_Objective_: List each line in the material below that contains the string "将数据组作为文件导出". Case counts.

_Records for processing_:
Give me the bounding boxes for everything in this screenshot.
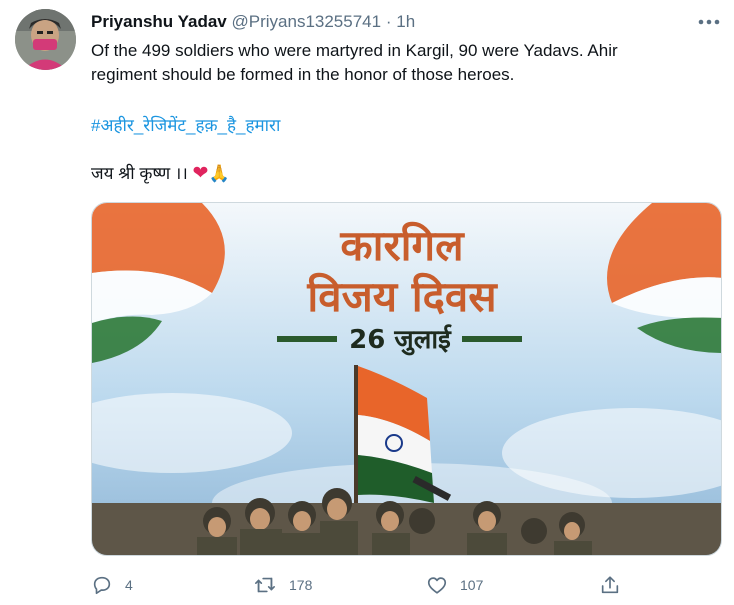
tweet-header: Priyanshu Yadav @Priyans13255741 · 1h: [91, 11, 415, 33]
retweet-button[interactable]: 178: [253, 572, 312, 598]
author-name[interactable]: Priyanshu Yadav: [91, 12, 227, 31]
avatar-image: [15, 9, 76, 70]
retweet-icon: [255, 577, 275, 593]
pray-emoji: 🙏: [208, 164, 230, 183]
retweet-count: 178: [289, 577, 313, 593]
separator-dot: ·: [385, 12, 392, 31]
poster-title-line-2: विजय दिवस: [306, 272, 498, 321]
like-button[interactable]: 107: [426, 572, 483, 598]
author-handle[interactable]: @Priyans13255741: [232, 12, 382, 31]
more-button[interactable]: [696, 10, 722, 34]
closing-line: जय श्री कृष्ण ।। ❤🙏: [91, 162, 230, 186]
tweet-image[interactable]: कारगिल विजय दिवस 26 जुलाई: [91, 202, 722, 556]
like-icon: [427, 577, 447, 594]
action-bar: 4 178 107: [91, 572, 722, 598]
poster-date: 26 जुलाई: [349, 324, 452, 356]
heart-emoji: ❤: [192, 163, 209, 184]
tweet-text-line-2: regiment should be formed in the honor o…: [91, 65, 515, 84]
reply-count: 4: [125, 577, 133, 593]
avatar[interactable]: [15, 9, 76, 70]
share-icon: [601, 576, 619, 594]
like-count: 107: [460, 577, 484, 593]
tweet: Priyanshu Yadav @Priyans13255741 · 1h Of…: [0, 0, 734, 605]
kargil-vijay-diwas-poster: कारगिल विजय दिवस 26 जुलाई: [92, 203, 721, 555]
closing-text: जय श्री कृष्ण ।।: [91, 164, 193, 183]
timestamp[interactable]: 1h: [396, 12, 415, 31]
hashtag-link[interactable]: #अहीर_रेजिमेंट_हक़_है_हमारा: [91, 114, 280, 138]
poster-title-line-1: कारगिल: [339, 221, 465, 270]
reply-icon: [93, 576, 111, 595]
tweet-text-line-1: Of the 499 soldiers who were martyred in…: [91, 41, 618, 60]
reply-button[interactable]: 4: [91, 572, 133, 598]
tweet-text: Of the 499 soldiers who were martyred in…: [91, 39, 711, 87]
share-button[interactable]: [599, 572, 621, 598]
more-icon: [698, 19, 720, 25]
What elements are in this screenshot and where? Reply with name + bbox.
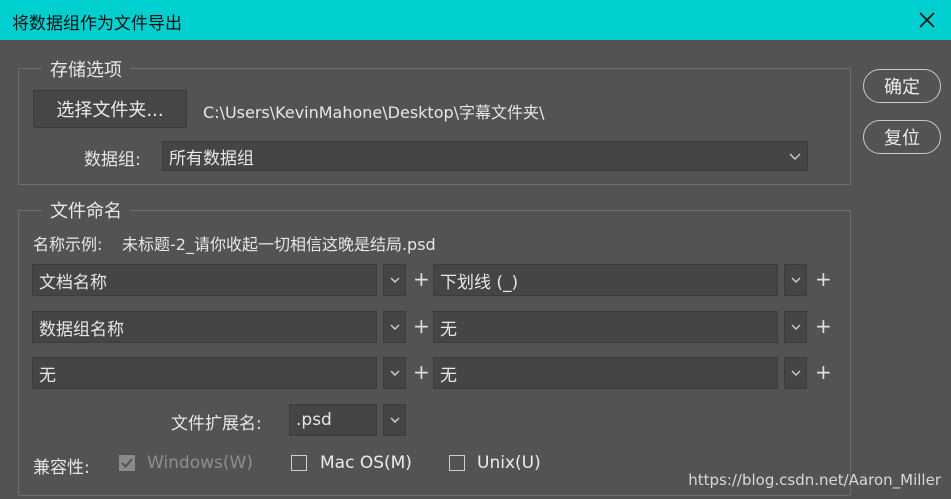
naming-row-3-add-right[interactable]: + bbox=[815, 360, 832, 384]
choose-folder-button[interactable]: 选择文件夹... bbox=[33, 90, 187, 128]
naming-row-1-add-right[interactable]: + bbox=[815, 267, 832, 291]
storage-options-legend: 存储选项 bbox=[42, 56, 130, 82]
dataset-select[interactable]: 所有数据组 bbox=[162, 141, 808, 171]
naming-row-2-left-dropdown[interactable] bbox=[383, 311, 406, 343]
chevron-down-icon bbox=[789, 153, 801, 160]
naming-row-2-right-dropdown[interactable] bbox=[784, 311, 807, 343]
naming-row-1-right-value: 下划线 (_) bbox=[440, 272, 519, 293]
dataset-label: 数据组: bbox=[84, 150, 141, 170]
naming-row-2-add-left[interactable]: + bbox=[413, 314, 430, 338]
watermark: https://blog.csdn.net/Aaron_Miller bbox=[688, 471, 941, 489]
windows-label: Windows(W) bbox=[147, 453, 253, 473]
naming-row-3-left-dropdown[interactable] bbox=[383, 357, 406, 389]
naming-row-2-add-right[interactable]: + bbox=[815, 314, 832, 338]
ok-button[interactable]: 确定 bbox=[863, 69, 941, 103]
example-value: 未标题-2_请你收起一切相信这晚是结局.psd bbox=[122, 235, 436, 254]
example-label: 名称示例: bbox=[33, 235, 103, 254]
unix-label: Unix(U) bbox=[477, 453, 541, 473]
macos-label: Mac OS(M) bbox=[320, 453, 412, 473]
naming-row-2-left-value: 数据组名称 bbox=[39, 319, 124, 340]
chevron-down-icon bbox=[390, 324, 399, 330]
naming-row-1-add-left[interactable]: + bbox=[413, 267, 430, 291]
naming-row-2-right-value: 无 bbox=[440, 319, 457, 340]
chevron-down-icon bbox=[390, 417, 399, 423]
naming-row-2-left-select[interactable]: 数据组名称 bbox=[32, 311, 377, 343]
close-button[interactable] bbox=[909, 2, 945, 38]
naming-row-1-right-dropdown[interactable] bbox=[784, 264, 807, 296]
extension-dropdown[interactable] bbox=[383, 404, 406, 436]
reset-button[interactable]: 复位 bbox=[863, 120, 941, 154]
naming-row-1-right-select[interactable]: 下划线 (_) bbox=[433, 264, 778, 296]
naming-row-3-right-dropdown[interactable] bbox=[784, 357, 807, 389]
chevron-down-icon bbox=[390, 277, 399, 283]
naming-row-1-left-select[interactable]: 文档名称 bbox=[32, 264, 377, 296]
naming-row-1-left-value: 文档名称 bbox=[39, 272, 107, 293]
unix-checkbox[interactable] bbox=[449, 455, 465, 471]
naming-row-3-left-select[interactable]: 无 bbox=[32, 357, 377, 389]
windows-checkbox[interactable] bbox=[119, 455, 135, 471]
close-icon bbox=[919, 12, 935, 28]
chevron-down-icon bbox=[791, 324, 800, 330]
compat-label: 兼容性: bbox=[33, 458, 90, 478]
extension-select[interactable]: .psd bbox=[289, 404, 377, 436]
folder-path: C:\Users\KevinMahone\Desktop\字幕文件夹\ bbox=[203, 103, 545, 122]
macos-checkbox[interactable] bbox=[291, 455, 307, 471]
checkmark-icon bbox=[121, 458, 133, 468]
window-title: 将数据组作为文件导出 bbox=[12, 14, 182, 34]
chevron-down-icon bbox=[390, 370, 399, 376]
file-naming-legend: 文件命名 bbox=[42, 197, 130, 223]
extension-value: .psd bbox=[296, 410, 332, 430]
extension-label: 文件扩展名: bbox=[171, 414, 262, 434]
naming-row-3-left-value: 无 bbox=[39, 365, 56, 386]
naming-row-3-right-select[interactable]: 无 bbox=[433, 357, 778, 389]
naming-row-1-left-dropdown[interactable] bbox=[383, 264, 406, 296]
chevron-down-icon bbox=[791, 277, 800, 283]
naming-row-3-right-value: 无 bbox=[440, 365, 457, 386]
dataset-select-value: 所有数据组 bbox=[169, 148, 254, 169]
chevron-down-icon bbox=[791, 370, 800, 376]
title-bar: 将数据组作为文件导出 bbox=[0, 0, 951, 40]
naming-row-3-add-left[interactable]: + bbox=[413, 360, 430, 384]
naming-row-2-right-select[interactable]: 无 bbox=[433, 311, 778, 343]
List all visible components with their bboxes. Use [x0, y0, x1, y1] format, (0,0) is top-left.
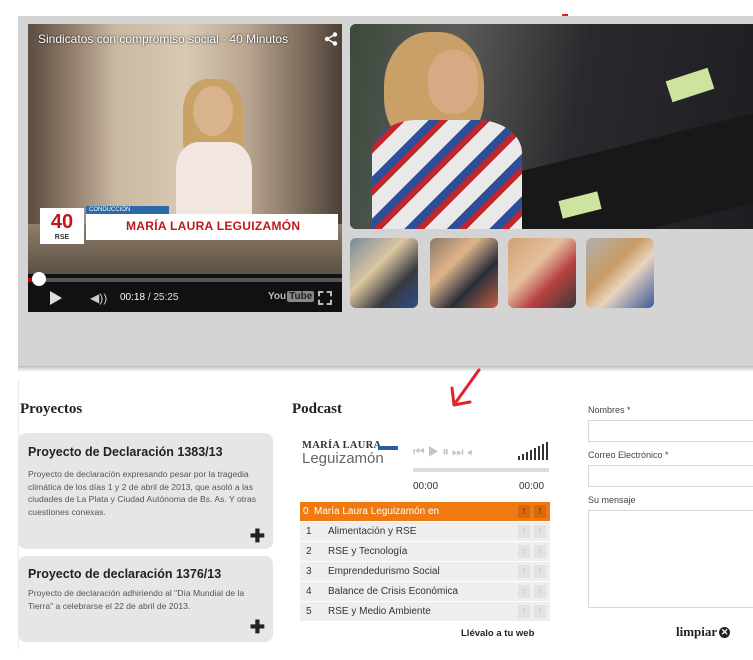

_Result for this exercise_:
window-title: 将数据组作为文件导出 bbox=[12, 14, 182, 34]
title-bar: 将数据组作为文件导出 bbox=[0, 0, 951, 40]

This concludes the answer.